*Objective*. Transcribe all the entries word for word, omitting any pictures they contain.

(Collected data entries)

>>>>

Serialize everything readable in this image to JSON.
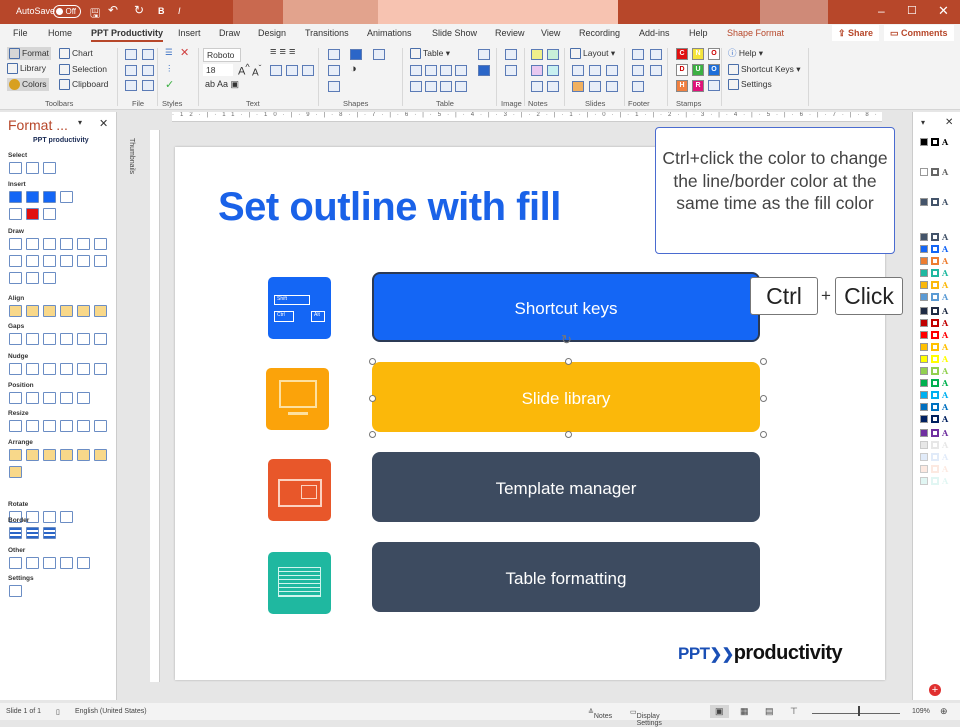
{
  "titlebar": {
    "autosave": "AutoSave",
    "autosave_state": "Off",
    "bold": "B",
    "italic": "I"
  },
  "tabs": [
    "File",
    "Home",
    "PPT Productivity",
    "Insert",
    "Draw",
    "Design",
    "Transitions",
    "Animations",
    "Slide Show",
    "Review",
    "View",
    "Recording",
    "Add-ins",
    "Help",
    "Shape Format"
  ],
  "active_tab": "PPT Productivity",
  "share": "Share",
  "comments": "Comments",
  "ribbon": {
    "toolbars": {
      "format": "Format",
      "library": "Library",
      "colors": "Colors",
      "chart": "Chart",
      "selection": "Selection",
      "clipboard": "Clipboard",
      "label": "Toolbars"
    },
    "file_label": "File",
    "styles_label": "Styles",
    "text": {
      "font": "Roboto",
      "size": "18",
      "label": "Text"
    },
    "shapes_label": "Shapes",
    "table": {
      "table": "Table",
      "label": "Table"
    },
    "image_label": "Image",
    "notes_label": "Notes",
    "slides": {
      "layout": "Layout",
      "label": "Slides"
    },
    "footer_label": "Footer",
    "stamps": {
      "label": "Stamps",
      "letters": [
        "C",
        "N",
        "O",
        "D",
        "U",
        "O",
        "H",
        "R"
      ],
      "colors": [
        "#e01010",
        "#f5e43a",
        "#fff",
        "#fff",
        "#3cb043",
        "#1e6fd9",
        "#f08040",
        "#e0127a"
      ]
    },
    "help": {
      "help": "Help",
      "shortcut_keys": "Shortcut Keys",
      "settings": "Settings"
    }
  },
  "leftpane": {
    "title": "Format ...",
    "logo": "PPT productivity",
    "sections": [
      "Select",
      "Insert",
      "Draw",
      "Align",
      "Gaps",
      "Nudge",
      "Position",
      "Resize",
      "Arrange",
      "Rotate",
      "Border",
      "Other",
      "Settings"
    ]
  },
  "thumbnails_label": "Thumbnails",
  "slide": {
    "title": "Set outline with fill",
    "bars": [
      {
        "label": "Shortcut keys",
        "color": "#1466f5",
        "border": "#2b3a55"
      },
      {
        "label": "Slide library",
        "color": "#fbb80a",
        "border": "#fbb80a"
      },
      {
        "label": "Template manager",
        "color": "#3d4b60",
        "border": "#3d4b60"
      },
      {
        "label": "Table formatting",
        "color": "#3d4b60",
        "border": "#3d4b60"
      }
    ],
    "icon_colors": [
      "#1466f5",
      "#fba30a",
      "#e8572a",
      "#1fb8a0"
    ],
    "icon_texts": {
      "shift": "Shift",
      "ctrl": "Ctrl",
      "alt": "Alt"
    },
    "logo": {
      "ppt": "PPT",
      "productivity": "productivity"
    }
  },
  "callout": "Ctrl+click the color to change the line/border color at the same time as the fill color",
  "keys": {
    "ctrl": "Ctrl",
    "plus": "+",
    "click": "Click"
  },
  "colors_panel": [
    "#000000",
    "#ffffff",
    "#44546a",
    "#e7e6e6",
    "#44546a",
    "#1466f5",
    "#ed7d31",
    "#1fb8a0",
    "#fbb80a",
    "#5b9bd5",
    "#1f2b44",
    "#c00000",
    "#ff0000",
    "#ffc000",
    "#ffff00",
    "#92d050",
    "#00b050",
    "#00b0f0",
    "#0070c0",
    "#002060",
    "#7030a0",
    "#d0d0d0",
    "#c5d8f5",
    "#fbd5c5",
    "#c5efe8",
    "#eeeeee"
  ],
  "statusbar": {
    "slide": "Slide 1 of 1",
    "language": "English (United States)",
    "notes": "Notes",
    "display": "Display Settings",
    "zoom": "109%"
  }
}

<<<<

*Finished answer*.
Serialize everything readable in this image to JSON.
{
  "titlebar": {
    "autosave": "AutoSave",
    "autosave_state": "Off",
    "bold": "B",
    "italic": "I"
  },
  "tabs": [
    "File",
    "Home",
    "PPT Productivity",
    "Insert",
    "Draw",
    "Design",
    "Transitions",
    "Animations",
    "Slide Show",
    "Review",
    "View",
    "Recording",
    "Add-ins",
    "Help",
    "Shape Format"
  ],
  "active_tab": "PPT Productivity",
  "share": "Share",
  "comments": "Comments",
  "ribbon": {
    "toolbars": {
      "format": "Format",
      "library": "Library",
      "colors": "Colors",
      "chart": "Chart",
      "selection": "Selection",
      "clipboard": "Clipboard",
      "label": "Toolbars"
    },
    "file_label": "File",
    "styles_label": "Styles",
    "text": {
      "font": "Roboto",
      "size": "18",
      "label": "Text"
    },
    "shapes_label": "Shapes",
    "table": {
      "table": "Table",
      "label": "Table"
    },
    "image_label": "Image",
    "notes_label": "Notes",
    "slides": {
      "layout": "Layout",
      "label": "Slides"
    },
    "footer_label": "Footer",
    "stamps": {
      "label": "Stamps",
      "letters": [
        "C",
        "N",
        "O",
        "D",
        "U",
        "O",
        "H",
        "R"
      ],
      "colors": [
        "#e01010",
        "#f5e43a",
        "#fff",
        "#fff",
        "#3cb043",
        "#1e6fd9",
        "#f08040",
        "#e0127a"
      ]
    },
    "help": {
      "help": "Help",
      "shortcut_keys": "Shortcut Keys",
      "settings": "Settings"
    }
  },
  "leftpane": {
    "title": "Format ...",
    "logo": "PPT productivity",
    "sections": [
      "Select",
      "Insert",
      "Draw",
      "Align",
      "Gaps",
      "Nudge",
      "Position",
      "Resize",
      "Arrange",
      "Rotate",
      "Border",
      "Other",
      "Settings"
    ]
  },
  "thumbnails_label": "Thumbnails",
  "slide": {
    "title": "Set outline with fill",
    "bars": [
      {
        "label": "Shortcut keys",
        "color": "#1466f5",
        "border": "#2b3a55"
      },
      {
        "label": "Slide library",
        "color": "#fbb80a",
        "border": "#fbb80a"
      },
      {
        "label": "Template manager",
        "color": "#3d4b60",
        "border": "#3d4b60"
      },
      {
        "label": "Table formatting",
        "color": "#3d4b60",
        "border": "#3d4b60"
      }
    ],
    "icon_colors": [
      "#1466f5",
      "#fba30a",
      "#e8572a",
      "#1fb8a0"
    ],
    "icon_texts": {
      "shift": "Shift",
      "ctrl": "Ctrl",
      "alt": "Alt"
    },
    "logo": {
      "ppt": "PPT",
      "productivity": "productivity"
    }
  },
  "callout": "Ctrl+click the color to change the line/border color at the same time as the fill color",
  "keys": {
    "ctrl": "Ctrl",
    "plus": "+",
    "click": "Click"
  },
  "colors_panel": [
    "#000000",
    "#ffffff",
    "#44546a",
    "#e7e6e6",
    "#44546a",
    "#1466f5",
    "#ed7d31",
    "#1fb8a0",
    "#fbb80a",
    "#5b9bd5",
    "#1f2b44",
    "#c00000",
    "#ff0000",
    "#ffc000",
    "#ffff00",
    "#92d050",
    "#00b050",
    "#00b0f0",
    "#0070c0",
    "#002060",
    "#7030a0",
    "#d0d0d0",
    "#c5d8f5",
    "#fbd5c5",
    "#c5efe8",
    "#eeeeee"
  ],
  "statusbar": {
    "slide": "Slide 1 of 1",
    "language": "English (United States)",
    "notes": "Notes",
    "display": "Display Settings",
    "zoom": "109%"
  }
}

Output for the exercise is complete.